Stored data entries

______

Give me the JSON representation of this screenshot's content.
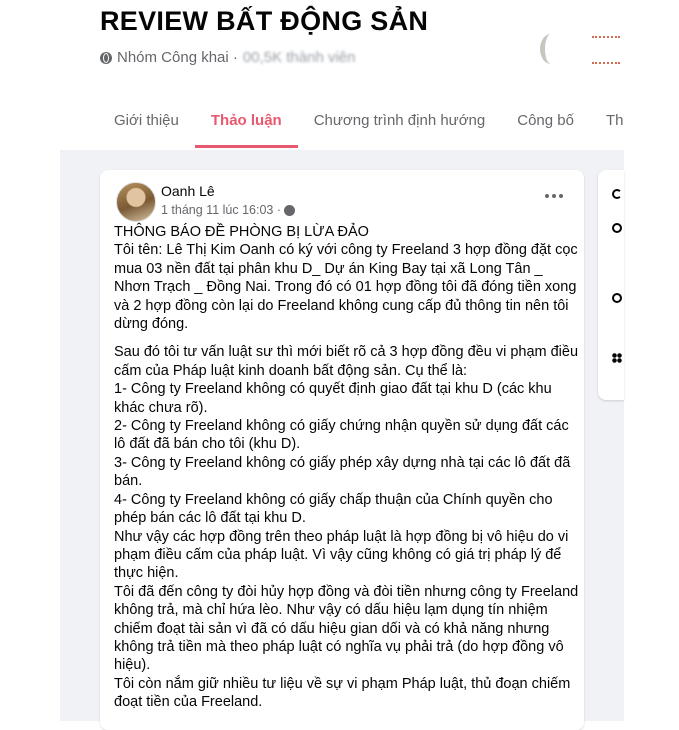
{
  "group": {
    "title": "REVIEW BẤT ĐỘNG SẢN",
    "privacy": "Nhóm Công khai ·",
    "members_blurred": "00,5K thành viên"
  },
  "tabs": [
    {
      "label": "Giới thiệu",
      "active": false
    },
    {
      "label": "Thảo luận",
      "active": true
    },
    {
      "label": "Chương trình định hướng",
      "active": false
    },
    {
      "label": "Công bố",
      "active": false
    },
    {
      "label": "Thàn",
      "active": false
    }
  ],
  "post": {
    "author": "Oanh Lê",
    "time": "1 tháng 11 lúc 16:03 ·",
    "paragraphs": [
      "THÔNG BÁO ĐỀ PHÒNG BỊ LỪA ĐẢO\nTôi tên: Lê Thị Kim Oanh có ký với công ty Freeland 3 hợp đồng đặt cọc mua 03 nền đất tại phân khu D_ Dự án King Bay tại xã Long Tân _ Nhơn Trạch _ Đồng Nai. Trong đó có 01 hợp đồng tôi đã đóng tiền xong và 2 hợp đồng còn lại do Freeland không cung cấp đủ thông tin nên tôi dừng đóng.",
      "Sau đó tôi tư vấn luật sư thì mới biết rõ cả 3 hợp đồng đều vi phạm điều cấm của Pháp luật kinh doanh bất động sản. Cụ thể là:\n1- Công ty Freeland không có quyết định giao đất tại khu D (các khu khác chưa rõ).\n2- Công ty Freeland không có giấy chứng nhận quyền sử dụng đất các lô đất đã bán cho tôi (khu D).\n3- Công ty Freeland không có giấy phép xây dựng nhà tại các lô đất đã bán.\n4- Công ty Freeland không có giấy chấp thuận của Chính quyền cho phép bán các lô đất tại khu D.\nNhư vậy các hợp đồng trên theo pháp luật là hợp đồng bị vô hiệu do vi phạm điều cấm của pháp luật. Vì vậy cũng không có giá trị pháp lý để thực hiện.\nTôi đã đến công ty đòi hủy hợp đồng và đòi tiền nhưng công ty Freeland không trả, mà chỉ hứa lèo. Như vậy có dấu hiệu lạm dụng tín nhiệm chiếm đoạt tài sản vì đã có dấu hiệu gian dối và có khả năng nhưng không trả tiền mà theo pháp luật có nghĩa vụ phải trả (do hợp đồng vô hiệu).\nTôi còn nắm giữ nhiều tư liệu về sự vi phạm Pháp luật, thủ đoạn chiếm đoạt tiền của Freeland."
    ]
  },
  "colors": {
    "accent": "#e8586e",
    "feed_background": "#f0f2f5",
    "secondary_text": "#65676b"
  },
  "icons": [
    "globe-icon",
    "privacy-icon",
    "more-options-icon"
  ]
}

______

PROBLEM TO WORK ON: The pictures should not be reproduced; quote all of the other material exactly.

COMPLETE OUTPUT:
Give me the JSON representation of this screenshot's content.
{
  "group": {
    "title": "REVIEW BẤT ĐỘNG SẢN",
    "privacy": "Nhóm Công khai ·",
    "members_blurred": "00,5K thành viên"
  },
  "tabs": [
    {
      "label": "Giới thiệu",
      "active": false
    },
    {
      "label": "Thảo luận",
      "active": true
    },
    {
      "label": "Chương trình định hướng",
      "active": false
    },
    {
      "label": "Công bố",
      "active": false
    },
    {
      "label": "Thàn",
      "active": false
    }
  ],
  "post": {
    "author": "Oanh Lê",
    "time": "1 tháng 11 lúc 16:03 ·",
    "paragraphs": [
      "THÔNG BÁO ĐỀ PHÒNG BỊ LỪA ĐẢO\nTôi tên: Lê Thị Kim Oanh có ký với công ty Freeland 3 hợp đồng đặt cọc mua 03 nền đất tại phân khu D_ Dự án King Bay tại xã Long Tân _ Nhơn Trạch _ Đồng Nai. Trong đó có 01 hợp đồng tôi đã đóng tiền xong và 2 hợp đồng còn lại do Freeland không cung cấp đủ thông tin nên tôi dừng đóng.",
      "Sau đó tôi tư vấn luật sư thì mới biết rõ cả 3 hợp đồng đều vi phạm điều cấm của Pháp luật kinh doanh bất động sản. Cụ thể là:\n1- Công ty Freeland không có quyết định giao đất tại khu D (các khu khác chưa rõ).\n2- Công ty Freeland không có giấy chứng nhận quyền sử dụng đất các lô đất đã bán cho tôi (khu D).\n3- Công ty Freeland không có giấy phép xây dựng nhà tại các lô đất đã bán.\n4- Công ty Freeland không có giấy chấp thuận của Chính quyền cho phép bán các lô đất tại khu D.\nNhư vậy các hợp đồng trên theo pháp luật là hợp đồng bị vô hiệu do vi phạm điều cấm của pháp luật. Vì vậy cũng không có giá trị pháp lý để thực hiện.\nTôi đã đến công ty đòi hủy hợp đồng và đòi tiền nhưng công ty Freeland không trả, mà chỉ hứa lèo. Như vậy có dấu hiệu lạm dụng tín nhiệm chiếm đoạt tài sản vì đã có dấu hiệu gian dối và có khả năng nhưng không trả tiền mà theo pháp luật có nghĩa vụ phải trả (do hợp đồng vô hiệu).\nTôi còn nắm giữ nhiều tư liệu về sự vi phạm Pháp luật, thủ đoạn chiếm đoạt tiền của Freeland."
    ]
  },
  "colors": {
    "accent": "#e8586e",
    "feed_background": "#f0f2f5",
    "secondary_text": "#65676b"
  },
  "icons": [
    "globe-icon",
    "privacy-icon",
    "more-options-icon"
  ]
}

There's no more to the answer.